Records from a collection of figures

#####

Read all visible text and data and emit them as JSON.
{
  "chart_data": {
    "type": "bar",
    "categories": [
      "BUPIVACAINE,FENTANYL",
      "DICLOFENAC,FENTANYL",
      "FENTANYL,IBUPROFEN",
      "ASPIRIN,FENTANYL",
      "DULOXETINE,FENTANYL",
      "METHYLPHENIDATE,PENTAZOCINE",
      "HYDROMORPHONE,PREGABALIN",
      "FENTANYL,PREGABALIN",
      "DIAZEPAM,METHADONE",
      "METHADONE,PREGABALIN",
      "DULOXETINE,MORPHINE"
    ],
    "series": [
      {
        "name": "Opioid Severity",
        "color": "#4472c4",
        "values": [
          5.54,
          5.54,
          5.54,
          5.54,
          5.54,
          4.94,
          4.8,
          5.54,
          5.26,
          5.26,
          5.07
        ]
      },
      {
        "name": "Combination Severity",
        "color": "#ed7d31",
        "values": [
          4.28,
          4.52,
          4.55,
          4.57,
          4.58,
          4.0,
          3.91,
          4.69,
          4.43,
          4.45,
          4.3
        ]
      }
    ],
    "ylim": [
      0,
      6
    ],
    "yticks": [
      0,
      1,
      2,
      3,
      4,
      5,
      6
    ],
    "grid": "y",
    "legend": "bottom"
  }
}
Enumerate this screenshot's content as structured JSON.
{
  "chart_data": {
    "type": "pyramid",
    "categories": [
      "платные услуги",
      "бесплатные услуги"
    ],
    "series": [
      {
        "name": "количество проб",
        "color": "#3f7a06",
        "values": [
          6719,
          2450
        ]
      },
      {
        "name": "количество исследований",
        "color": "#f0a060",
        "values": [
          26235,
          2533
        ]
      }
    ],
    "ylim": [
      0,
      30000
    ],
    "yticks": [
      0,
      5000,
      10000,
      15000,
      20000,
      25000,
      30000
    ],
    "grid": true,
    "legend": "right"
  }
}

#####

Work to complete |
Which lines contain "DULOXETINE"? Show each of them.

Solution to this problem |
      "DULOXETINE,FENTANYL",
      "DULOXETINE,MORPHINE"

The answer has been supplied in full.